Task instructions >> Lines containing the word "name" should be extracted in full.

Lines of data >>
----

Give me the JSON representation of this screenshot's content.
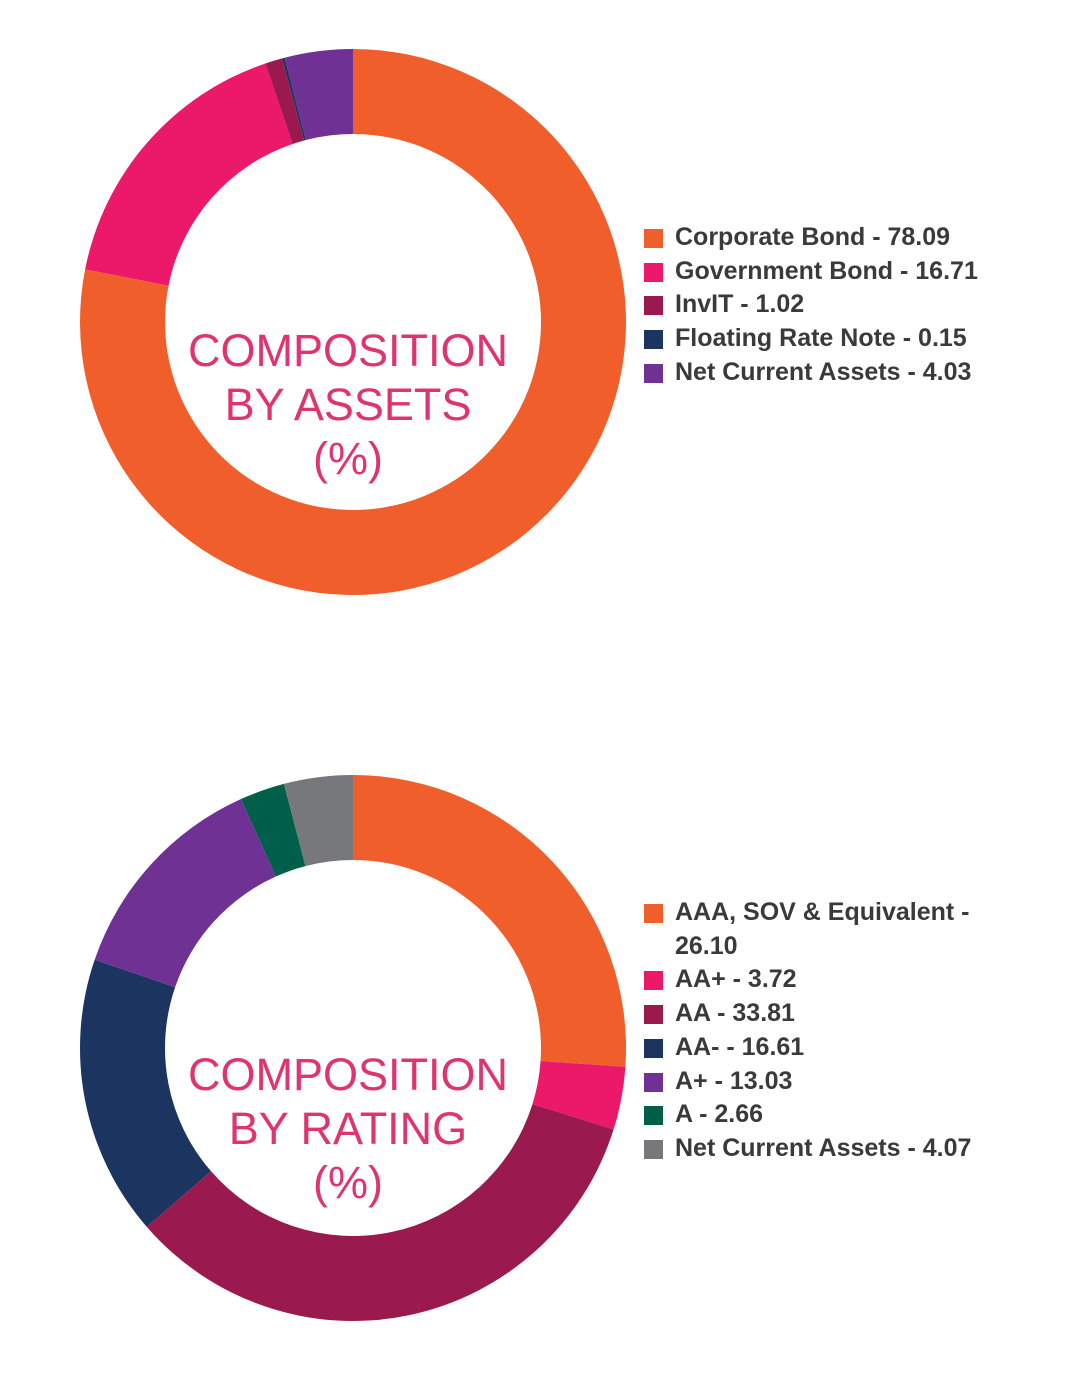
{
  "chart_data": [
    {
      "type": "pie",
      "title": "",
      "center_label": [
        "COMPOSITION",
        "BY ASSETS",
        "(%)"
      ],
      "legend_position": "right",
      "series": [
        {
          "label": "Corporate Bond - 78.09",
          "name": "Corporate Bond",
          "value": 78.09,
          "color": "#f05f2b"
        },
        {
          "label": "Government Bond - 16.71",
          "name": "Government Bond",
          "value": 16.71,
          "color": "#ec1869"
        },
        {
          "label": "InvIT - 1.02",
          "name": "InvIT",
          "value": 1.02,
          "color": "#9a1a4f"
        },
        {
          "label": "Floating Rate Note - 0.15",
          "name": "Floating Rate Note",
          "value": 0.15,
          "color": "#1b3560"
        },
        {
          "label": "Net Current Assets - 4.03",
          "name": "Net Current Assets",
          "value": 4.03,
          "color": "#6f3193"
        }
      ]
    },
    {
      "type": "pie",
      "title": "",
      "center_label": [
        "COMPOSITION",
        "BY RATING",
        "(%)"
      ],
      "legend_position": "right",
      "series": [
        {
          "label": "AAA, SOV & Equivalent - 26.10",
          "name": "AAA, SOV & Equivalent",
          "value": 26.1,
          "color": "#f05f2b"
        },
        {
          "label": "AA+ - 3.72",
          "name": "AA+",
          "value": 3.72,
          "color": "#ec1869"
        },
        {
          "label": "AA - 33.81",
          "name": "AA",
          "value": 33.81,
          "color": "#9a1a4f"
        },
        {
          "label": "AA- - 16.61",
          "name": "AA-",
          "value": 16.61,
          "color": "#1b3560"
        },
        {
          "label": "A+ - 13.03",
          "name": "A+",
          "value": 13.03,
          "color": "#6f3193"
        },
        {
          "label": "A - 2.66",
          "name": "A",
          "value": 2.66,
          "color": "#005f4b"
        },
        {
          "label": "Net Current Assets - 4.07",
          "name": "Net Current Assets",
          "value": 4.07,
          "color": "#77787b"
        }
      ]
    }
  ]
}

----

Response >>
          "name": "Corporate Bond",
          "name": "Government Bond",
          "name": "InvIT",
          "name": "Floating Rate Note",
          "name": "Net Current Assets",
          "name": "AAA, SOV & Equivalent",
          "name": "AA+",
          "name": "AA",
          "name": "AA-",
          "name": "A+",
          "name": "A",
          "name": "Net Current Assets",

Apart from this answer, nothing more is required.